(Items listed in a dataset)

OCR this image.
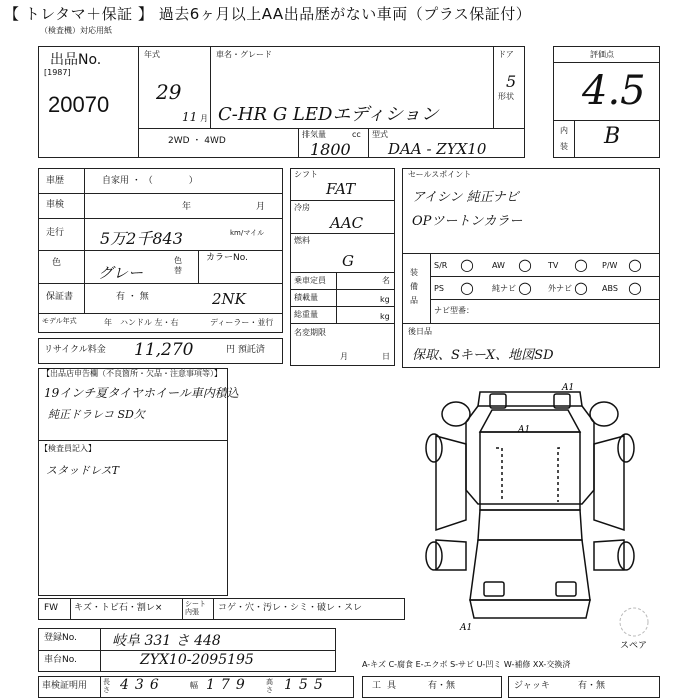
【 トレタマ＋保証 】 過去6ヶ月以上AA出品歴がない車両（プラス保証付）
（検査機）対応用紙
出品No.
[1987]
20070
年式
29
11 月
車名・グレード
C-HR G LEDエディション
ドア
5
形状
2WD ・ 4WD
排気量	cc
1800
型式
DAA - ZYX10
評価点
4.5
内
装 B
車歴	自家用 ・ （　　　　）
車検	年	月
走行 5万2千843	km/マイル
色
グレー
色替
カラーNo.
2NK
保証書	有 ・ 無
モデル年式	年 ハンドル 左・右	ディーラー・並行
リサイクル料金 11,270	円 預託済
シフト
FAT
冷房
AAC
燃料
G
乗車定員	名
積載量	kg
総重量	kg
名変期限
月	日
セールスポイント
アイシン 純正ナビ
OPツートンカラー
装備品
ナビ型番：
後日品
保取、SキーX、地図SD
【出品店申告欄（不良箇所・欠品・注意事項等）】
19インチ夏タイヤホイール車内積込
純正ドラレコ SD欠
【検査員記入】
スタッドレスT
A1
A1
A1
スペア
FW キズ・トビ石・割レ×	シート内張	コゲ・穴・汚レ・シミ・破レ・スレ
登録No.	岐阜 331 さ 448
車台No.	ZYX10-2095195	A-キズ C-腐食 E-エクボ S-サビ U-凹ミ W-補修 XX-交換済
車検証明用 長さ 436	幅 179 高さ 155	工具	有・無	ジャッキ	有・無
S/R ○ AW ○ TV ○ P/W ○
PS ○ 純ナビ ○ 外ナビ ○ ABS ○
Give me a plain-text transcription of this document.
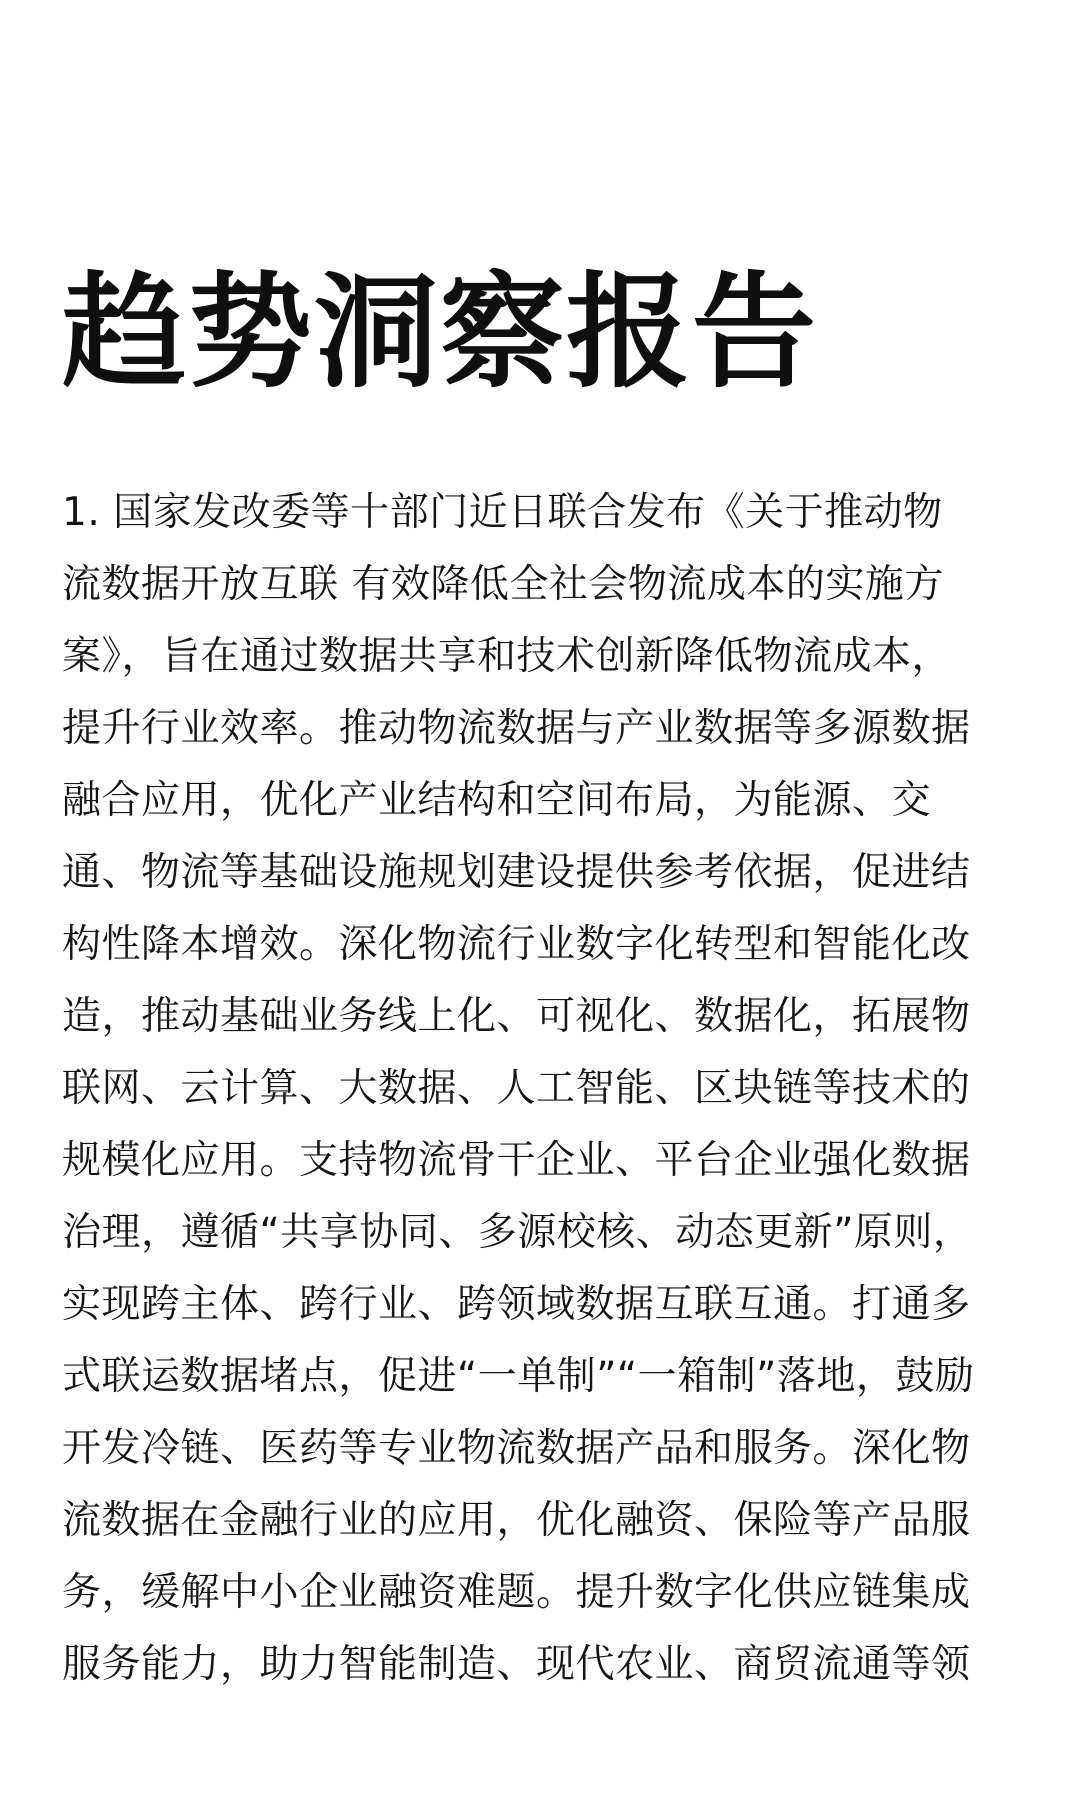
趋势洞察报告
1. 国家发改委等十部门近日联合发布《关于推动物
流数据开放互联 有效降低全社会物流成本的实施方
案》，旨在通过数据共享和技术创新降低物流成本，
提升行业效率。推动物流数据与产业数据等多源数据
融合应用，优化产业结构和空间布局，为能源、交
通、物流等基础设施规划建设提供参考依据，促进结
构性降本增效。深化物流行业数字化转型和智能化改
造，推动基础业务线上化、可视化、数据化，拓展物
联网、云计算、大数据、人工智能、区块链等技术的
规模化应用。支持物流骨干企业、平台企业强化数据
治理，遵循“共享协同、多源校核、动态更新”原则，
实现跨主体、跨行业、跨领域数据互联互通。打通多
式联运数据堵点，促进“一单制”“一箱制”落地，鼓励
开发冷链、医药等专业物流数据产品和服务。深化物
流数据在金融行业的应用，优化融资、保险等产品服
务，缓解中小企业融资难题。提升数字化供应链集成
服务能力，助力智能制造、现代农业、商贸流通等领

## DIRECTIONS FOR THIS TASK
Repeat the material above in full and exactly, apart from the pictures.

## FULL OUTPUT
OCR this image.
【 トレタマ＋保証 】 過去6ヶ月以上AA出品歴がない車両（プラス保証付）
（検査機）対応用紙
出品No.
[1987]
20070
年式
29
11 月
車名・グレード
C-HR G LEDエディション
ドア
5
形状
2WD ・ 4WD
排気量	cc
1800
型式
DAA - ZYX10
評価点
4.5
内
装 B
車歴	自家用 ・ （　　　　）
車検	年	月
走行 5万2千843	km/マイル
色
グレー
色替
カラーNo.
2NK
保証書	有 ・ 無
モデル年式	年 ハンドル 左・右	ディーラー・並行
リサイクル料金 11,270	円 預託済
シフト
FAT
冷房
AAC
燃料
G
乗車定員	名
積載量	kg
総重量	kg
名変期限
月	日
セールスポイント
アイシン 純正ナビ
OPツートンカラー
装備品
ナビ型番：
後日品
保取、SキーX、地図SD
【出品店申告欄（不良箇所・欠品・注意事項等）】
19インチ夏タイヤホイール車内積込
純正ドラレコ SD欠
【検査員記入】
スタッドレスT
A1
A1
A1
スペア
FW キズ・トビ石・割レ×	シート内張	コゲ・穴・汚レ・シミ・破レ・スレ
登録No.	岐阜 331 さ 448
車台No.	ZYX10-2095195	A-キズ C-腐食 E-エクボ S-サビ U-凹ミ W-補修 XX-交換済
車検証明用 長さ 436	幅 179 高さ 155	工具	有・無	ジャッキ	有・無
S/R ○ AW ○ TV ○ P/W ○
PS ○ 純ナビ ○ 外ナビ ○ ABS ○
Give me a plain-text transcription of this document.
趋势洞察报告
1. 国家发改委等十部门近日联合发布《关于推动物
流数据开放互联 有效降低全社会物流成本的实施方
案》，旨在通过数据共享和技术创新降低物流成本，
提升行业效率。推动物流数据与产业数据等多源数据
融合应用，优化产业结构和空间布局，为能源、交
通、物流等基础设施规划建设提供参考依据，促进结
构性降本增效。深化物流行业数字化转型和智能化改
造，推动基础业务线上化、可视化、数据化，拓展物
联网、云计算、大数据、人工智能、区块链等技术的
规模化应用。支持物流骨干企业、平台企业强化数据
治理，遵循“共享协同、多源校核、动态更新”原则，
实现跨主体、跨行业、跨领域数据互联互通。打通多
式联运数据堵点，促进“一单制”“一箱制”落地，鼓励
开发冷链、医药等专业物流数据产品和服务。深化物
流数据在金融行业的应用，优化融资、保险等产品服
务，缓解中小企业融资难题。提升数字化供应链集成
服务能力，助力智能制造、现代农业、商贸流通等领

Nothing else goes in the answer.